▶ _Requirement_:
In the listing below, locate the lines that hold "下列哪项是错误的" and copy them.

Dataset items:
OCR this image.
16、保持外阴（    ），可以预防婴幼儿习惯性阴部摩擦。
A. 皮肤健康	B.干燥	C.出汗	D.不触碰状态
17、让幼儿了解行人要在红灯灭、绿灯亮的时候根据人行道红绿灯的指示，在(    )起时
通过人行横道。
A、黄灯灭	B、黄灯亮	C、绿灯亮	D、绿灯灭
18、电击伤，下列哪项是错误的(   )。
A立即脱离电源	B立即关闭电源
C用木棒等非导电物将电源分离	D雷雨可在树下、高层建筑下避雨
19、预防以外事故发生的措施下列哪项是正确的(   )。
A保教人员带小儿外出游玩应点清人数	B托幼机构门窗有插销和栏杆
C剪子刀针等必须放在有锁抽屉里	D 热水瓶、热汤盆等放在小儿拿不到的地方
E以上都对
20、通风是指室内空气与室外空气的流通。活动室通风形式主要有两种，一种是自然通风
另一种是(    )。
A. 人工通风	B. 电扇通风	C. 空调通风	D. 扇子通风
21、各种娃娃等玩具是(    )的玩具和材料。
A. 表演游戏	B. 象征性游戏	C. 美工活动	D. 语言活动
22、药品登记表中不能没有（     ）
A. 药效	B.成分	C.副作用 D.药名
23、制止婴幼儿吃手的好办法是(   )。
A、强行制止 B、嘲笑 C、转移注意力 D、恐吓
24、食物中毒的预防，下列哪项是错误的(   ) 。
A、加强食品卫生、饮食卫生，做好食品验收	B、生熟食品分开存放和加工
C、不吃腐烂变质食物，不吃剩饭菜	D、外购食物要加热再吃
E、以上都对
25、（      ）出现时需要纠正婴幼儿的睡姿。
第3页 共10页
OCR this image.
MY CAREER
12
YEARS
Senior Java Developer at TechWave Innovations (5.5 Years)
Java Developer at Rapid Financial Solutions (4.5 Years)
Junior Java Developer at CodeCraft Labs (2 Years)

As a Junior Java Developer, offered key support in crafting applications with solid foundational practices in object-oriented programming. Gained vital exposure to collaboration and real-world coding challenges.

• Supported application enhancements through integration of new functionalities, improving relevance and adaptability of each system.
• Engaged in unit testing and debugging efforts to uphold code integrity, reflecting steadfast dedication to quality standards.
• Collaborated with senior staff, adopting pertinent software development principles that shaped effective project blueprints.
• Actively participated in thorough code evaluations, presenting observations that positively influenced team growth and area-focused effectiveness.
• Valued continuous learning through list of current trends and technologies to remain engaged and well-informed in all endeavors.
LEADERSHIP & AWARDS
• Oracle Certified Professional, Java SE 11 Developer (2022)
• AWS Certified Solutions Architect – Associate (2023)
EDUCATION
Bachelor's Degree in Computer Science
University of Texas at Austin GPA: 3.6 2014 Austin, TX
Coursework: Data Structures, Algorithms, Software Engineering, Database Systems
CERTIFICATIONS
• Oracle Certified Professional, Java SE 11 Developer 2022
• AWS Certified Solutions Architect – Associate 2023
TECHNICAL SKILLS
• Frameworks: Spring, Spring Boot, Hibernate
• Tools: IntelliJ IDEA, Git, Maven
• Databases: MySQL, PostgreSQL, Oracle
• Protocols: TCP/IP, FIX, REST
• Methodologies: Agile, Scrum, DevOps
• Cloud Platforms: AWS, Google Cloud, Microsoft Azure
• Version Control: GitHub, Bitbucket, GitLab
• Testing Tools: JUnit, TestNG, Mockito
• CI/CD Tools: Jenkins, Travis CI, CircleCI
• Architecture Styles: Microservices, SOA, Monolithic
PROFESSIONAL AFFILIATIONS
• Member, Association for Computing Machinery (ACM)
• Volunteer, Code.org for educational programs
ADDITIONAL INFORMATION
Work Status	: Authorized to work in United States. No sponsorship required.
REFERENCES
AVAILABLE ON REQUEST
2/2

▶ _Task result_:
18、电击伤，下列哪项是错误的(   )。
24、食物中毒的预防，下列哪项是错误的(   ) 。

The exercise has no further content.